╭─ Exercise passage

I know SS does not implement json validation when it deserialize incoming DTO or serialize outcoming DTO.
Given the very high flexibility of the framework, is there a way to override one or more steps in the SS pipeline to easily implement json schema validation?
The idea is to implement a SS plugin or something similar and use Json.NET Schema - Newtonsoft to achieve the schema validation.
Looking to the order of operations the only one I can see I could use is IAppHost.PreRequestFilters but I don’t want to register a custom binder nor to mark all the app DTO with IRequiresRequestStream.
From there you’ll be able to re-read the Request Input Stream from anywhere with access to IRequest with:
string textBody = await httpReq.GetRawBodyAsync(); //read as string
You wont be able to intercept the JSON response since it serializes directly to the Response Stream, you could serialize the DTO to JSON in your Service and validate that but I don’t think you should be validating your outputs at runtime, if you suspect for some reason a serialized DTO doesn’t validate to some schema, this should really be caught with tests not at runtime.
I know I’m back to the topic after a long time, but in the meantime we’ve implemented the feature and, during testing, we’ve discovered a very unusual behaviour.
The issue is the loss of request body in PreRequestFilter despite UseBufferedStream.
The environment is:
.net framework: 4.8
SS v5.9.2, self hosted backend
I’ve implemented the json schema validation for all the endpoint (more than 1000) exposed by the backend.
I’m leveraging the IPreRequestFilter to perform the schema validation. Despite UseBufferedStream=true, reading the request body (for PUT/POST methods) using req.GetRawBody(); fully consumes the stream. As a result, when SS attempts to deserialize the Service DTO immediately afterward, the stream is empty, leaving the DTO unpopulated.
What’s strange is that only few endpoints are impacted. A litte deep analyses ruled out payload size or data errors.
What this endpoints have in common is that the client is JsonServiceClient and not the angular HttpClient library.
For some yet unknown reasons, calls triggered by JsonServiceClient with the right payload, end up empty or truncated on backend side.
If I comment out the PreRequest implementation, everything works fine, the backend deserializes the properly populated DTO.

╰─
╭─ Entries shown

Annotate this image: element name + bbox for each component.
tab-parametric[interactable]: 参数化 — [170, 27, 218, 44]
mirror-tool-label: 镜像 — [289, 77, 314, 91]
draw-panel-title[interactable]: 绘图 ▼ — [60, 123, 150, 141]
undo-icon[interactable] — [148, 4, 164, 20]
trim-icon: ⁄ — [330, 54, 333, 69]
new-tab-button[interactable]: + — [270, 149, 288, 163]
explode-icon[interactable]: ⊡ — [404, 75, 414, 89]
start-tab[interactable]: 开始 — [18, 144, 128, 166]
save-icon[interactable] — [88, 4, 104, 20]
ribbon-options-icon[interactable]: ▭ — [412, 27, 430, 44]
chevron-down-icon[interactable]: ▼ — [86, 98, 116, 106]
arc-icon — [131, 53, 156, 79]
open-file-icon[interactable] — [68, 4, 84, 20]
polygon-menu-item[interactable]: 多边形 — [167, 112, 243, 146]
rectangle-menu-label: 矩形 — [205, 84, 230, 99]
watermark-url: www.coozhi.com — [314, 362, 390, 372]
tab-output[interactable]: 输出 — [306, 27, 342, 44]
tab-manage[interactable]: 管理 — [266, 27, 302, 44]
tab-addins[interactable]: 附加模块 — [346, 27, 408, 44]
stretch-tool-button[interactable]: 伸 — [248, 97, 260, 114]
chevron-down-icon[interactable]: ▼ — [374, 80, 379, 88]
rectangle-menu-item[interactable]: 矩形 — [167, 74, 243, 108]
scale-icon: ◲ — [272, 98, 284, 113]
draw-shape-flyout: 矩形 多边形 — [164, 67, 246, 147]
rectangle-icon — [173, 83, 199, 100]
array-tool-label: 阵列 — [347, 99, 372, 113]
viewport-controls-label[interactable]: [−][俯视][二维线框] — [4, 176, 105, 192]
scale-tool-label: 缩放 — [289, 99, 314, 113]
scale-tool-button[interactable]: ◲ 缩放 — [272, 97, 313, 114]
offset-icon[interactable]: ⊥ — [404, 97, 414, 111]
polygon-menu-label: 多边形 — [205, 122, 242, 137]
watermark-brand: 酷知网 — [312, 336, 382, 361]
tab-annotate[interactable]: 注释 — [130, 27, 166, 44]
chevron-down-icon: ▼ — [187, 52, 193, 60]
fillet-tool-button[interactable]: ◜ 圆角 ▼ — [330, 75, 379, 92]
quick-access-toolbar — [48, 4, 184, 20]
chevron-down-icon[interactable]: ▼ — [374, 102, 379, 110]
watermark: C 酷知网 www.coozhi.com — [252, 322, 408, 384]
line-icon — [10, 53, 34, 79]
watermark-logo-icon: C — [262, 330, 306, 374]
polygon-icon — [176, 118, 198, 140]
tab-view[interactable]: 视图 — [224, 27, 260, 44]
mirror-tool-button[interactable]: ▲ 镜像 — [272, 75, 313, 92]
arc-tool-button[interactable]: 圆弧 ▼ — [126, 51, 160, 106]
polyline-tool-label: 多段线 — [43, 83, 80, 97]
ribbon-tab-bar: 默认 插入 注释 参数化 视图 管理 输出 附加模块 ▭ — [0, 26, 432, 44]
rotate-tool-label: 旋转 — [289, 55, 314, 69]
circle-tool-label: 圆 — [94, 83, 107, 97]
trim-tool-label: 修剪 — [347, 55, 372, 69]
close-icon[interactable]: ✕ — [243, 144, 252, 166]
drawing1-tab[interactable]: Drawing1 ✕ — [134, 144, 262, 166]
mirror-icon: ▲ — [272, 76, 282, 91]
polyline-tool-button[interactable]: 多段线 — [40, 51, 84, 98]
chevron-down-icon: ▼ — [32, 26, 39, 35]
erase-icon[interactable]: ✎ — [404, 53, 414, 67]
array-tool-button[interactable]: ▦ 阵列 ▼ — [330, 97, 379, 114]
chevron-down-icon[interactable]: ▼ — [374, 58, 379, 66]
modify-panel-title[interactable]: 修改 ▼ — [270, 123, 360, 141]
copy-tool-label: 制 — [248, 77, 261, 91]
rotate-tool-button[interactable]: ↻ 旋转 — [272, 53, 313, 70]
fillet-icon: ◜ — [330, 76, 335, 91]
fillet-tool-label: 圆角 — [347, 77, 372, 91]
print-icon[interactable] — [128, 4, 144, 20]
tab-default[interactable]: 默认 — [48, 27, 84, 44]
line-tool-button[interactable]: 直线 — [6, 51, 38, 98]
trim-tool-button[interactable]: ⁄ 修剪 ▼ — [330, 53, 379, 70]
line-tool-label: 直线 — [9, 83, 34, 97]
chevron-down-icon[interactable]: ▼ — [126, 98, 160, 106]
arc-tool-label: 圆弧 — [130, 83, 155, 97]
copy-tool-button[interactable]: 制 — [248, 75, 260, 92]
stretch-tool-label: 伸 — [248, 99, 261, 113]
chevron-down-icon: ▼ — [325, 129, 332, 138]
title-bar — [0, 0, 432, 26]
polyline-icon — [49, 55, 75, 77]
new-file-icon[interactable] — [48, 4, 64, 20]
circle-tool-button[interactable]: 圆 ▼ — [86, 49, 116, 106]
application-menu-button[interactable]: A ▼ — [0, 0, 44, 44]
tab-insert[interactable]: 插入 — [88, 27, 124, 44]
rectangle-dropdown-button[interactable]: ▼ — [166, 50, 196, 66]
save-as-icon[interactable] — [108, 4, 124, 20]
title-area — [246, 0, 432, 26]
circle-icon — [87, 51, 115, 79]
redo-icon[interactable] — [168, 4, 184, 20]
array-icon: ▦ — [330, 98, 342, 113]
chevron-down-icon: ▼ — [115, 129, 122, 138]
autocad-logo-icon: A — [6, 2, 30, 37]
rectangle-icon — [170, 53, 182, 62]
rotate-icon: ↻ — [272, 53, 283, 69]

╰─

▶ _Exercise set_
1. From the ServiceStack thread, list every code name that starts with a capital "I" followed by another capital letter, written as it appears there.
2. Reproduce part of the ServiceStack thread word for word. Begin at the words that have "Looking to the" and stop after "not at runtime.".
Work from the ServiceStack thread alone and leave the material aside.

▶ _Answer list_
1.
IAppHost.PreRequestFilters
IRequiresRequestStream
IRequest
IPreRequestFilter

2.
Looking to the order of operations the only one I can see I could use is IAppHost.PreRequestFilters but I don’t want to register a custom binder nor to mark all the app DTO with IRequiresRequestStream.
From there you’ll be able to re-read the Request Input Stream from anywhere with access to IRequest with:
string textBody = await httpReq.GetRawBodyAsync(); //read as string
You wont be able to intercept the JSON response since it serializes directly to the Response Stream, you could serialize the DTO to JSON in your Service and validate that but I don’t think you should be validating your outputs at runtime, if you suspect for some reason a serialized DTO doesn’t validate to some schema, this should really be caught with tests not at runtime.